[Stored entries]
## BEGIN

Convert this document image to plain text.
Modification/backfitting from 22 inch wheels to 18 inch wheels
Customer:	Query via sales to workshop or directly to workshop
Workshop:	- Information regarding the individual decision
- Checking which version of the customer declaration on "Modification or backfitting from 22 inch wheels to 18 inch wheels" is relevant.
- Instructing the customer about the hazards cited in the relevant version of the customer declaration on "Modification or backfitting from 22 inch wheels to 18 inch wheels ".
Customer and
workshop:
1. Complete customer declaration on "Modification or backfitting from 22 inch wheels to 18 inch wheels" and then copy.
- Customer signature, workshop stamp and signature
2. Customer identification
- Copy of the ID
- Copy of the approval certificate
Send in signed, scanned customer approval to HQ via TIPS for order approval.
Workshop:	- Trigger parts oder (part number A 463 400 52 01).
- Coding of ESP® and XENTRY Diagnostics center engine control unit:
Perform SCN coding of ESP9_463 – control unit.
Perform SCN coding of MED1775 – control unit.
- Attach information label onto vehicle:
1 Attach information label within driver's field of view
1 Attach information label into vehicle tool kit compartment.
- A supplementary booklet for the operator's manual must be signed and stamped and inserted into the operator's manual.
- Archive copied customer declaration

## END

§ **PROBLEM**
Copy out each line of the records where the string "approval" appears.

§ **SOLUTION TO THIS EXERCISE**
- Copy of the approval certificate
Send in signed, scanned customer approval to HQ via TIPS for order approval.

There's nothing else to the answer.